> **Goal**:
Reproduce every entry exactly, without alteration.

start

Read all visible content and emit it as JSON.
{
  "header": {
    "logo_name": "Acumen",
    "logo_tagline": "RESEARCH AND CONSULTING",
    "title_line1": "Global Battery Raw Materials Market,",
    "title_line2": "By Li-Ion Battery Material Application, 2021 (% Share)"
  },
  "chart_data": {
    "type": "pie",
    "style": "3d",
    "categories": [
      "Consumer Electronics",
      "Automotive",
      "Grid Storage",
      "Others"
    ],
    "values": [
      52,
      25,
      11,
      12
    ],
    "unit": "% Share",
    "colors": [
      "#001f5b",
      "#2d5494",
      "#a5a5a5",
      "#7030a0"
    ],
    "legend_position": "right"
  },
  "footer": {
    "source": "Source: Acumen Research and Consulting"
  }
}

end

> **Output of the task**:
Read all visible content and emit it as JSON.
{
  "header": {
    "logo_name": "Acumen",
    "logo_tagline": "RESEARCH AND CONSULTING",
    "title_line1": "Global Battery Raw Materials Market,",
    "title_line2": "By Li-Ion Battery Material Application, 2021 (% Share)"
  },
  "chart_data": {
    "type": "pie",
    "style": "3d",
    "categories": [
      "Consumer Electronics",
      "Automotive",
      "Grid Storage",
      "Others"
    ],
    "values": [
      52,
      25,
      11,
      12
    ],
    "unit": "% Share",
    "colors": [
      "#001f5b",
      "#2d5494",
      "#a5a5a5",
      "#7030a0"
    ],
    "legend_position": "right"
  },
  "footer": {
    "source": "Source: Acumen Research and Consulting"
  }
}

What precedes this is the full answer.